## Objective
Are you able to retype all the records below exactly?

## Data lines

☆ ☆ ☆

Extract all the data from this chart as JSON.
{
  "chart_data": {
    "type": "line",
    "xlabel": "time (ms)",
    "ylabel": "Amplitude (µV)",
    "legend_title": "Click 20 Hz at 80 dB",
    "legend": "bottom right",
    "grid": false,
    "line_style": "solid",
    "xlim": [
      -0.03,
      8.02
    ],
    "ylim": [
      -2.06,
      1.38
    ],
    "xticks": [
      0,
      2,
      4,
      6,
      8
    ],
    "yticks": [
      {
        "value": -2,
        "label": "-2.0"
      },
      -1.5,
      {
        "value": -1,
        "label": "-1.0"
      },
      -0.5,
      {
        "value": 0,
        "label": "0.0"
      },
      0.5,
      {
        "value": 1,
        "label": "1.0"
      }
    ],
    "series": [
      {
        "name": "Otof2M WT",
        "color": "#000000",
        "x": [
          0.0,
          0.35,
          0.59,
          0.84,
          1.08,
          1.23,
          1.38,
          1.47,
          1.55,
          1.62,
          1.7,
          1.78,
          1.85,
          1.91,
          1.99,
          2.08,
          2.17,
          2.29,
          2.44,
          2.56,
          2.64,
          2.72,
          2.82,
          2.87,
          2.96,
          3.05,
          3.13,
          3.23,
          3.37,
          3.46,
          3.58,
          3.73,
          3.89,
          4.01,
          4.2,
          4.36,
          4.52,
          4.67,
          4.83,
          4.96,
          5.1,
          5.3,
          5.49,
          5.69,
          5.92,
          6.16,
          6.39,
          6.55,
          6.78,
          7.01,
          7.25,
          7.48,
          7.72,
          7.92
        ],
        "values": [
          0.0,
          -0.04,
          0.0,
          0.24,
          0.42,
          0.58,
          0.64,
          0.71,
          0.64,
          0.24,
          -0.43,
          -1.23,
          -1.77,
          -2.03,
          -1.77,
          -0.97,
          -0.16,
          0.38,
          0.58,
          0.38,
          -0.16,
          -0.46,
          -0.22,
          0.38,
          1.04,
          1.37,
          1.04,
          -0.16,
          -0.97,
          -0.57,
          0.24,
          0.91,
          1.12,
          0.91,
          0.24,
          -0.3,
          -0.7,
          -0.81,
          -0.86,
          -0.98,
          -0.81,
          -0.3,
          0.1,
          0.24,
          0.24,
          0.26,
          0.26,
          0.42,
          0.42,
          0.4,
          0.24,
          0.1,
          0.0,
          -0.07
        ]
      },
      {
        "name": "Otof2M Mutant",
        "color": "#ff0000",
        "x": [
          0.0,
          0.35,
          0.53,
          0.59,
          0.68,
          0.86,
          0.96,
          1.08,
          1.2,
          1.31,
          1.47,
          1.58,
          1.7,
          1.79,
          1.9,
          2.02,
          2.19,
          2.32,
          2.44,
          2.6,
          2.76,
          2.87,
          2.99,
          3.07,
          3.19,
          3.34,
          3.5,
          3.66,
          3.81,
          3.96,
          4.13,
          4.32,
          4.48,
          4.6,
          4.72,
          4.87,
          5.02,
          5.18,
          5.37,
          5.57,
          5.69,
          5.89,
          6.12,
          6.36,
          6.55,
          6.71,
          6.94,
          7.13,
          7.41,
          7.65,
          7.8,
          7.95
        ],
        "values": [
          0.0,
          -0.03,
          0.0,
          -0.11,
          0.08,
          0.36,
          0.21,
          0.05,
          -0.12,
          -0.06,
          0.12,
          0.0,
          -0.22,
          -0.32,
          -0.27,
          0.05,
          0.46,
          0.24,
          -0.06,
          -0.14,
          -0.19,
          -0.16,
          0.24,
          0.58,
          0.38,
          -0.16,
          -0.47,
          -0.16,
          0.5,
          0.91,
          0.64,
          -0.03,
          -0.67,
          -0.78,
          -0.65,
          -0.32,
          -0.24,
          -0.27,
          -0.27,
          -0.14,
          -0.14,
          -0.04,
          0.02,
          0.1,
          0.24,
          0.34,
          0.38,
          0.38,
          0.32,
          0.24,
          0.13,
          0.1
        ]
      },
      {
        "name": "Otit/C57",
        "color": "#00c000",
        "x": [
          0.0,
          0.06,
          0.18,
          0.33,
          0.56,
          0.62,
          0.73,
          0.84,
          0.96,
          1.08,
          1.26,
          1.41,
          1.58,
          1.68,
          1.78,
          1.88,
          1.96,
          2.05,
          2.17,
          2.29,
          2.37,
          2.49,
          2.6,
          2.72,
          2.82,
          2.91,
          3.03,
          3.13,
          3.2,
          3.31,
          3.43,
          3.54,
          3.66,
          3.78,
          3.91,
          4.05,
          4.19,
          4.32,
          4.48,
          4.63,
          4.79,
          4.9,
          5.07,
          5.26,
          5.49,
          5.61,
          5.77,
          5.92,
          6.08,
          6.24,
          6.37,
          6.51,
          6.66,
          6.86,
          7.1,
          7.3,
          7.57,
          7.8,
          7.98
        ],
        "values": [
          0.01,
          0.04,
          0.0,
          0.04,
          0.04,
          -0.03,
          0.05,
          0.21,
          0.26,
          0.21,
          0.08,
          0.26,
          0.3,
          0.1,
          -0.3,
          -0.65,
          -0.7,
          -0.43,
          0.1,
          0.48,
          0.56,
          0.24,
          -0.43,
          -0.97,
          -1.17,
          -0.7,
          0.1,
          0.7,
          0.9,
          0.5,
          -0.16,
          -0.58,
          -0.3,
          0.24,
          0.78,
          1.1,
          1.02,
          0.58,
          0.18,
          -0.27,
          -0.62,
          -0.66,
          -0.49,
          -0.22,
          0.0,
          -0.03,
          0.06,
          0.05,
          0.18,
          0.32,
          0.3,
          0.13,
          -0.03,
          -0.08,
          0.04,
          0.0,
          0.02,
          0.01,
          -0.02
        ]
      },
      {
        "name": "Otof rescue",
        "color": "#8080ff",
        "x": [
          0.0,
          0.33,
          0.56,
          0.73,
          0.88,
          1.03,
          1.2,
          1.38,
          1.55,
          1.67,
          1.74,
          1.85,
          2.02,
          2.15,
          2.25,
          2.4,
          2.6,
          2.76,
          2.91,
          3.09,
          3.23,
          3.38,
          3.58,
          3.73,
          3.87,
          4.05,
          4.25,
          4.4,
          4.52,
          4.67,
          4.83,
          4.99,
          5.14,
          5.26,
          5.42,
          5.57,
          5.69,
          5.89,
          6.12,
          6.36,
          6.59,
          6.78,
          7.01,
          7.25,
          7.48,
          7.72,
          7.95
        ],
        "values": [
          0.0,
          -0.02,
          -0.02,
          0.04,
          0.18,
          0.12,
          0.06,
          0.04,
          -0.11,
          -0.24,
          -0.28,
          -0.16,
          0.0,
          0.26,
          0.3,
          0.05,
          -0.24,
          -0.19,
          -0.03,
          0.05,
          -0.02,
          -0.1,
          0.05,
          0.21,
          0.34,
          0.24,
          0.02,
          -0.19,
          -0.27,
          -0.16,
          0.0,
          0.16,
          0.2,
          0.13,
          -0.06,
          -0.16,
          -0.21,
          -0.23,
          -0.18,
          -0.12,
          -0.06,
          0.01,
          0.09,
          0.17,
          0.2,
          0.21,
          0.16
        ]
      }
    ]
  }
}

☆ ☆ ☆

## Result for this task
Extract all the data from this chart as JSON.
{
  "chart_data": {
    "type": "line",
    "xlabel": "time (ms)",
    "ylabel": "Amplitude (µV)",
    "legend_title": "Click 20 Hz at 80 dB",
    "legend": "bottom right",
    "grid": false,
    "line_style": "solid",
    "xlim": [
      -0.03,
      8.02
    ],
    "ylim": [
      -2.06,
      1.38
    ],
    "xticks": [
      0,
      2,
      4,
      6,
      8
    ],
    "yticks": [
      {
        "value": -2,
        "label": "-2.0"
      },
      -1.5,
      {
        "value": -1,
        "label": "-1.0"
      },
      -0.5,
      {
        "value": 0,
        "label": "0.0"
      },
      0.5,
      {
        "value": 1,
        "label": "1.0"
      }
    ],
    "series": [
      {
        "name": "Otof2M WT",
        "color": "#000000",
        "x": [
          0.0,
          0.35,
          0.59,
          0.84,
          1.08,
          1.23,
          1.38,
          1.47,
          1.55,
          1.62,
          1.7,
          1.78,
          1.85,
          1.91,
          1.99,
          2.08,
          2.17,
          2.29,
          2.44,
          2.56,
          2.64,
          2.72,
          2.82,
          2.87,
          2.96,
          3.05,
          3.13,
          3.23,
          3.37,
          3.46,
          3.58,
          3.73,
          3.89,
          4.01,
          4.2,
          4.36,
          4.52,
          4.67,
          4.83,
          4.96,
          5.1,
          5.3,
          5.49,
          5.69,
          5.92,
          6.16,
          6.39,
          6.55,
          6.78,
          7.01,
          7.25,
          7.48,
          7.72,
          7.92
        ],
        "values": [
          0.0,
          -0.04,
          0.0,
          0.24,
          0.42,
          0.58,
          0.64,
          0.71,
          0.64,
          0.24,
          -0.43,
          -1.23,
          -1.77,
          -2.03,
          -1.77,
          -0.97,
          -0.16,
          0.38,
          0.58,
          0.38,
          -0.16,
          -0.46,
          -0.22,
          0.38,
          1.04,
          1.37,
          1.04,
          -0.16,
          -0.97,
          -0.57,
          0.24,
          0.91,
          1.12,
          0.91,
          0.24,
          -0.3,
          -0.7,
          -0.81,
          -0.86,
          -0.98,
          -0.81,
          -0.3,
          0.1,
          0.24,
          0.24,
          0.26,
          0.26,
          0.42,
          0.42,
          0.4,
          0.24,
          0.1,
          0.0,
          -0.07
        ]
      },
      {
        "name": "Otof2M Mutant",
        "color": "#ff0000",
        "x": [
          0.0,
          0.35,
          0.53,
          0.59,
          0.68,
          0.86,
          0.96,
          1.08,
          1.2,
          1.31,
          1.47,
          1.58,
          1.7,
          1.79,
          1.9,
          2.02,
          2.19,
          2.32,
          2.44,
          2.6,
          2.76,
          2.87,
          2.99,
          3.07,
          3.19,
          3.34,
          3.5,
          3.66,
          3.81,
          3.96,
          4.13,
          4.32,
          4.48,
          4.6,
          4.72,
          4.87,
          5.02,
          5.18,
          5.37,
          5.57,
          5.69,
          5.89,
          6.12,
          6.36,
          6.55,
          6.71,
          6.94,
          7.13,
          7.41,
          7.65,
          7.8,
          7.95
        ],
        "values": [
          0.0,
          -0.03,
          0.0,
          -0.11,
          0.08,
          0.36,
          0.21,
          0.05,
          -0.12,
          -0.06,
          0.12,
          0.0,
          -0.22,
          -0.32,
          -0.27,
          0.05,
          0.46,
          0.24,
          -0.06,
          -0.14,
          -0.19,
          -0.16,
          0.24,
          0.58,
          0.38,
          -0.16,
          -0.47,
          -0.16,
          0.5,
          0.91,
          0.64,
          -0.03,
          -0.67,
          -0.78,
          -0.65,
          -0.32,
          -0.24,
          -0.27,
          -0.27,
          -0.14,
          -0.14,
          -0.04,
          0.02,
          0.1,
          0.24,
          0.34,
          0.38,
          0.38,
          0.32,
          0.24,
          0.13,
          0.1
        ]
      },
      {
        "name": "Otit/C57",
        "color": "#00c000",
        "x": [
          0.0,
          0.06,
          0.18,
          0.33,
          0.56,
          0.62,
          0.73,
          0.84,
          0.96,
          1.08,
          1.26,
          1.41,
          1.58,
          1.68,
          1.78,
          1.88,
          1.96,
          2.05,
          2.17,
          2.29,
          2.37,
          2.49,
          2.6,
          2.72,
          2.82,
          2.91,
          3.03,
          3.13,
          3.2,
          3.31,
          3.43,
          3.54,
          3.66,
          3.78,
          3.91,
          4.05,
          4.19,
          4.32,
          4.48,
          4.63,
          4.79,
          4.9,
          5.07,
          5.26,
          5.49,
          5.61,
          5.77,
          5.92,
          6.08,
          6.24,
          6.37,
          6.51,
          6.66,
          6.86,
          7.1,
          7.3,
          7.57,
          7.8,
          7.98
        ],
        "values": [
          0.01,
          0.04,
          0.0,
          0.04,
          0.04,
          -0.03,
          0.05,
          0.21,
          0.26,
          0.21,
          0.08,
          0.26,
          0.3,
          0.1,
          -0.3,
          -0.65,
          -0.7,
          -0.43,
          0.1,
          0.48,
          0.56,
          0.24,
          -0.43,
          -0.97,
          -1.17,
          -0.7,
          0.1,
          0.7,
          0.9,
          0.5,
          -0.16,
          -0.58,
          -0.3,
          0.24,
          0.78,
          1.1,
          1.02,
          0.58,
          0.18,
          -0.27,
          -0.62,
          -0.66,
          -0.49,
          -0.22,
          0.0,
          -0.03,
          0.06,
          0.05,
          0.18,
          0.32,
          0.3,
          0.13,
          -0.03,
          -0.08,
          0.04,
          0.0,
          0.02,
          0.01,
          -0.02
        ]
      },
      {
        "name": "Otof rescue",
        "color": "#8080ff",
        "x": [
          0.0,
          0.33,
          0.56,
          0.73,
          0.88,
          1.03,
          1.2,
          1.38,
          1.55,
          1.67,
          1.74,
          1.85,
          2.02,
          2.15,
          2.25,
          2.4,
          2.6,
          2.76,
          2.91,
          3.09,
          3.23,
          3.38,
          3.58,
          3.73,
          3.87,
          4.05,
          4.25,
          4.4,
          4.52,
          4.67,
          4.83,
          4.99,
          5.14,
          5.26,
          5.42,
          5.57,
          5.69,
          5.89,
          6.12,
          6.36,
          6.59,
          6.78,
          7.01,
          7.25,
          7.48,
          7.72,
          7.95
        ],
        "values": [
          0.0,
          -0.02,
          -0.02,
          0.04,
          0.18,
          0.12,
          0.06,
          0.04,
          -0.11,
          -0.24,
          -0.28,
          -0.16,
          0.0,
          0.26,
          0.3,
          0.05,
          -0.24,
          -0.19,
          -0.03,
          0.05,
          -0.02,
          -0.1,
          0.05,
          0.21,
          0.34,
          0.24,
          0.02,
          -0.19,
          -0.27,
          -0.16,
          0.0,
          0.16,
          0.2,
          0.13,
          -0.06,
          -0.16,
          -0.21,
          -0.23,
          -0.18,
          -0.12,
          -0.06,
          0.01,
          0.09,
          0.17,
          0.2,
          0.21,
          0.16
        ]
      }
    ]
  }
}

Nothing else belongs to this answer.